◆ **PASSAGE SHOWN**:
What is the weird? Is it a song, is it a dream, is it a vision or a ghost? What is the weird? Is it a way of life, a way of dreaming, a way of seeing the corners of the world? Supernatural, natural, horror or not? What is the weird?

Come with me, follow me into the shadows beyond the city. Here is where the weird lives, out in the ruins of the world. And here we will survey the Weird and Weird Fiction, digging in deep for each of these articles in Weird Whispers Digest. 

I’m not going to try and plant a flag, and I’m not going to define the weird as this or that or a genre or subgenre a community or movement. That is not the purpose, no. The purpose of these articles is to act like a vision, a seer, an anthropologist who digs in deep to the messy heart of it all, and comes out the other side maybe knowing something new, or maybe knowing nothing at all, but in the end still having experienced something. Something numinous, something dreadful, something that will never leave you be. 

This is that experience, both in fiction, and not. This first article is about winter in the north end of the world, and how it relates to Weird Fiction. Come, let’s take a deep breath, breathe in deep, and walk amongst the cold to see what weirdling things there are to see.

The snow came early this year. Street lamps and rogue halos of car headlights stretching out, the world both haunted and uncanny. If you’ve never lived this far up north and in the snow belt, then you probably have no idea what I’m talking about. You might think of snow as some beautiful, holiday thing that’s mostly harmless and pretty to look at.

But here, way up north, we know better, we understand the harsh truth of winter. Snow is a primal force, an elemental beast that silences all sounds and piles up and up and up, making mazes from old sidewalk and labyrinths of shoveled paths in the dark. Night comes sooner, stays longer, and everything changes and becomes purely unheimlich. You may think of Autumn as the month of ghosts, but I know better. There is a reason why they used to tell ghost stories around the holidays, just take a look outside and you can feel it.

◆ **Data taken from a collection**:

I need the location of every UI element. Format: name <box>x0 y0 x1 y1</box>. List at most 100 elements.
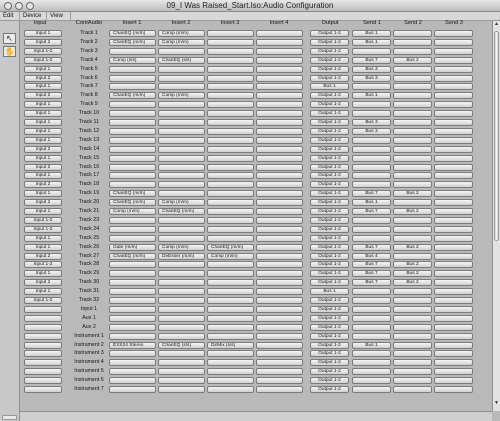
send-slot[interactable] <box>434 65 473 73</box>
insert-slot[interactable] <box>256 110 303 118</box>
send-slot[interactable] <box>434 101 473 109</box>
insert-slot[interactable] <box>109 234 156 242</box>
insert-slot[interactable] <box>158 119 205 126</box>
send-slot[interactable] <box>393 341 432 349</box>
insert-slot[interactable] <box>256 270 303 278</box>
edit-menu[interactable]: Edit <box>0 12 20 21</box>
insert-slot[interactable] <box>256 65 303 73</box>
insert-slot[interactable] <box>207 127 254 135</box>
send-slot[interactable] <box>393 305 432 313</box>
send-slot[interactable]: Bus 2 <box>393 261 432 269</box>
send-slot[interactable] <box>434 225 473 233</box>
output-selector[interactable]: Output 1-2 <box>310 199 349 207</box>
insert-slot[interactable] <box>109 288 156 296</box>
insert-slot[interactable]: ChanEQ (m/m) <box>109 92 156 100</box>
send-slot[interactable] <box>434 74 473 82</box>
scroll-up-icon[interactable]: ▲ <box>494 22 499 27</box>
send-slot[interactable] <box>352 181 391 189</box>
insert-slot[interactable]: Comp (m/m) <box>109 208 156 215</box>
send-slot[interactable]: Bus 1 <box>352 30 391 37</box>
output-selector[interactable]: Output 1-2 <box>310 350 349 358</box>
insert-slot[interactable] <box>109 323 156 331</box>
output-selector[interactable]: Output 1-2 <box>310 127 349 135</box>
insert-slot[interactable] <box>256 136 303 144</box>
insert-slot[interactable] <box>256 341 303 349</box>
send-slot[interactable] <box>393 359 432 367</box>
input-selector[interactable]: Input 2 <box>24 163 62 171</box>
input-selector[interactable] <box>24 359 62 367</box>
insert-slot[interactable] <box>158 350 205 358</box>
insert-slot[interactable] <box>109 154 156 162</box>
insert-slot[interactable] <box>256 154 303 162</box>
send-slot[interactable]: Bus 3 <box>352 74 391 82</box>
input-selector[interactable] <box>24 368 62 376</box>
insert-slot[interactable] <box>207 386 254 393</box>
send-slot[interactable]: Bus 1 <box>352 92 391 100</box>
insert-slot[interactable] <box>109 127 156 135</box>
send-slot[interactable] <box>434 190 473 198</box>
insert-slot[interactable] <box>256 261 303 269</box>
send-slot[interactable] <box>352 101 391 109</box>
insert-slot[interactable] <box>207 234 254 242</box>
insert-slot[interactable] <box>158 261 205 269</box>
send-slot[interactable] <box>393 92 432 100</box>
insert-slot[interactable] <box>207 270 254 278</box>
insert-slot[interactable] <box>207 65 254 73</box>
send-slot[interactable]: Bus 2 <box>393 190 432 198</box>
input-selector[interactable] <box>24 350 62 358</box>
insert-slot[interactable] <box>158 163 205 171</box>
send-slot[interactable] <box>434 350 473 358</box>
insert-slot[interactable] <box>109 332 156 340</box>
send-slot[interactable]: Bus 1 <box>352 341 391 349</box>
insert-slot[interactable]: Comp (m/m) <box>158 30 205 37</box>
insert-slot[interactable] <box>256 172 303 180</box>
input-selector[interactable]: Input 1 <box>24 83 62 91</box>
send-slot[interactable] <box>393 38 432 46</box>
insert-slot[interactable] <box>109 83 156 91</box>
send-slot[interactable]: Bus 2 <box>393 208 432 215</box>
output-selector[interactable]: Output 1-2 <box>310 252 349 260</box>
insert-slot[interactable] <box>207 110 254 118</box>
insert-slot[interactable] <box>158 181 205 189</box>
insert-slot[interactable]: Comp (m/m) <box>207 252 254 260</box>
input-selector[interactable] <box>24 377 62 385</box>
input-selector[interactable]: Input 1 <box>24 234 62 242</box>
insert-slot[interactable] <box>109 261 156 269</box>
output-selector[interactable]: Output 1-2 <box>310 314 349 322</box>
insert-slot[interactable] <box>109 225 156 233</box>
insert-slot[interactable] <box>256 92 303 100</box>
insert-slot[interactable]: Comp (m/m) <box>158 199 205 207</box>
insert-slot[interactable]: ChanEQ (m/m) <box>109 199 156 207</box>
send-slot[interactable] <box>434 359 473 367</box>
insert-slot[interactable] <box>158 305 205 313</box>
input-selector[interactable]: Input 1-2 <box>24 225 62 233</box>
insert-slot[interactable] <box>158 377 205 385</box>
send-slot[interactable] <box>393 297 432 304</box>
input-selector[interactable]: Input 1 <box>24 270 62 278</box>
insert-slot[interactable] <box>158 332 205 340</box>
send-slot[interactable] <box>434 56 473 64</box>
send-slot[interactable] <box>434 110 473 118</box>
insert-slot[interactable] <box>256 74 303 82</box>
insert-slot[interactable] <box>256 127 303 135</box>
output-selector[interactable]: Output 1-2 <box>310 243 349 251</box>
send-slot[interactable]: Bus 2 <box>393 243 432 251</box>
output-selector[interactable]: Output 1-2 <box>310 305 349 313</box>
insert-slot[interactable] <box>158 154 205 162</box>
output-selector[interactable]: Output 1-2 <box>310 386 349 393</box>
send-slot[interactable]: Bus 7 <box>352 243 391 251</box>
input-selector[interactable]: Input 2 <box>24 145 62 153</box>
input-selector[interactable] <box>24 314 62 322</box>
output-selector[interactable]: Output 1-2 <box>310 190 349 198</box>
send-slot[interactable] <box>434 119 473 126</box>
input-selector[interactable]: Input 1-2 <box>24 261 62 269</box>
insert-slot[interactable] <box>109 216 156 224</box>
insert-slot[interactable] <box>256 83 303 91</box>
input-selector[interactable]: Input 1 <box>24 110 62 118</box>
input-selector[interactable]: Input 1-2 <box>24 47 62 55</box>
send-slot[interactable] <box>393 350 432 358</box>
send-slot[interactable] <box>434 377 473 385</box>
send-slot[interactable] <box>393 332 432 340</box>
send-slot[interactable] <box>393 119 432 126</box>
insert-slot[interactable] <box>256 359 303 367</box>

◆ **WHAT YOU NEED TO DO**:
• a. In the essay on winter and the weird, when did the snow come this year?
• b. Please reproduce the essay on winter and the weird, starting at the words "What is the weird? Is it a song, is" and stopping after "Weird Whispers Digest.".
• c. Carry the essay on winter and the weird further from its final sentence.
The rows have no connection to the essay on winter and the weird.

◆ **RESULTS OF THE EXERCISE**:
• a. It came early.

• b.
What is the weird? Is it a song, is it a dream, is it a vision or a ghost? What is the weird? Is it a way of life, a way of dreaming, a way of seeing the corners of the world? Supernatural, natural, horror or not? What is the weird?

Come with me, follow me into the shadows beyond the city. Here is where the weird lives, out in the ruins of the world. And here we will survey the Weird and Weird Fiction, digging in deep for each of these articles in Weird Whispers Digest.

• c.
A shudder, a haunted whisper, and look there, a ghost walking just outside your peripheral vision, the ice distorting everything you see. This is weird fiction to me, not quite horror but instead the world turning from familiar to unfamiliar. See the ice and fog on window panes, and that chill that curls up into your bones even with the furnace burning.

This weather was the kind of weather to be worshiped and praised and feared. There could be bodies under the snow, inside the frozen lake, ones that would not be found until the great thaw that comes with the changing of the seasons. This is the weird to me, the idea that even death sleeps and any moment you can freeze to death or be saved. All on the whim of the weather.
It’s not supposed to be this cold, not yet, it’s not supposed to have this much snow, not yet. Weather does not care about cycles and times and what’s normal or not, the snow came early, the cold came early, and we deal with it as best we can.

I remember when I was a kid and we had an ice storm in the middle of spring. This was not a normal thing, and for a brief moment Winter came to the Easter hours, coating all of the trees in crisp ice. I remember walking around with my brother, he was taking pictures of it all with a nice camera my parents got him for his birthday, trying to capture that beauty of what we saw. The branches looked like spiderwebs in the streetlamps, glowing incandescent things.

I remember a story my dad told me ages ago, when he was a teenager, and how the snow piled up and up and up and trapped them inside the high school. There was no way out, and his friend (who’d stayed home) took his snow speeder up to the second floor window and my dad climbed out, leaving the rest of them there as he sped off towards home.

Imagine that, so much snow that it trapped you inside. Two years ago we got over six feet of snow in a single week here in Erie. Everything closed down, no one could leave their houses. If you ran out of food then you ran out of food, there was nowhere else to get any and you couldn’t drive or get inside even if you wanted to.

My front yard was a maze of paths I’d carved in the snow, and my car was parked on the street and completely submerged. It would take several days after the National Guard came and the snow finally stopped for me to completely dig it out.

Snow weirds the world. To me, Weird Fiction acts in the same way, it takes what is known and breaks it, changes it, makes it strange, much in the same way snow makes ghosts out of our own lives. When I was a kid there was a time we were visiting some friends down the street from our house, and my parents were driving in a blizzard, and I remember looking out and seeing the snow flying about, watching it spin and whirl in the reflected street lamps like a million tiny lights.

I remember thinking how beautiful it was, even when the car came to a stop and we couldn’t move any further. Trapped and stranded in that cold metal cage, the snow piling up and the roads unploughed. We all climbed out of the sun roof and trudged on back home, trying not to fall inside the snow drifts. Loose bits of the world could give way at any moment, brittle under the weight of our bodies.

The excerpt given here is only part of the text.